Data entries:

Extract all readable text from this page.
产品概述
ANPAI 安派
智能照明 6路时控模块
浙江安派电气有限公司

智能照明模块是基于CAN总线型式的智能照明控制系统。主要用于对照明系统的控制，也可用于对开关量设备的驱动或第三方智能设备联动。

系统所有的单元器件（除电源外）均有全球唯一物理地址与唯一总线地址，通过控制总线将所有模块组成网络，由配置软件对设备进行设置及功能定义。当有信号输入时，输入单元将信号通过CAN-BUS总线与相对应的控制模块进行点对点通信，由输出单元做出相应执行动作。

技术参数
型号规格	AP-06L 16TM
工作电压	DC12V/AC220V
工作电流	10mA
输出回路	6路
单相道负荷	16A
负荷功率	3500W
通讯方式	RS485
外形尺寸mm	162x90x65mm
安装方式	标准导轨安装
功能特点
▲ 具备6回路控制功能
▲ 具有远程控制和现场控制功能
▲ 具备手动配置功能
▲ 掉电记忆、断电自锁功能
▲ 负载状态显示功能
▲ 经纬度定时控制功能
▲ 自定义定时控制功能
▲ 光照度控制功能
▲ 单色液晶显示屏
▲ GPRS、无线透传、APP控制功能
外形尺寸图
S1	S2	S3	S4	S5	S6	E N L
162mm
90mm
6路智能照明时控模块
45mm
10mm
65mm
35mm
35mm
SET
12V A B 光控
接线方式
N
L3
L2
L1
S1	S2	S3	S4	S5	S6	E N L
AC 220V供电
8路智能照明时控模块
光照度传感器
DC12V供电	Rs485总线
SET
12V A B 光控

Task to complete:
From the records above, extract every entry verbatim.

Task result:
Extract all readable text from this page.
产品概述
ANPAI 安派
智能照明 6路时控模块
浙江安派电气有限公司

智能照明模块是基于CAN总线型式的智能照明控制系统。主要用于对照明系统的控制，也可用于对开关量设备的驱动或第三方智能设备联动。

系统所有的单元器件（除电源外）均有全球唯一物理地址与唯一总线地址，通过控制总线将所有模块组成网络，由配置软件对设备进行设置及功能定义。当有信号输入时，输入单元将信号通过CAN-BUS总线与相对应的控制模块进行点对点通信，由输出单元做出相应执行动作。

技术参数
型号规格	AP-06L 16TM
工作电压	DC12V/AC220V
工作电流	10mA
输出回路	6路
单相道负荷	16A
负荷功率	3500W
通讯方式	RS485
外形尺寸mm	162x90x65mm
安装方式	标准导轨安装
功能特点
▲ 具备6回路控制功能
▲ 具有远程控制和现场控制功能
▲ 具备手动配置功能
▲ 掉电记忆、断电自锁功能
▲ 负载状态显示功能
▲ 经纬度定时控制功能
▲ 自定义定时控制功能
▲ 光照度控制功能
▲ 单色液晶显示屏
▲ GPRS、无线透传、APP控制功能
外形尺寸图
S1	S2	S3	S4	S5	S6	E N L
162mm
90mm
6路智能照明时控模块
45mm
10mm
65mm
35mm
35mm
SET
12V A B 光控
接线方式
N
L3
L2
L1
S1	S2	S3	S4	S5	S6	E N L
AC 220V供电
8路智能照明时控模块
光照度传感器
DC12V供电	Rs485总线
SET
12V A B 光控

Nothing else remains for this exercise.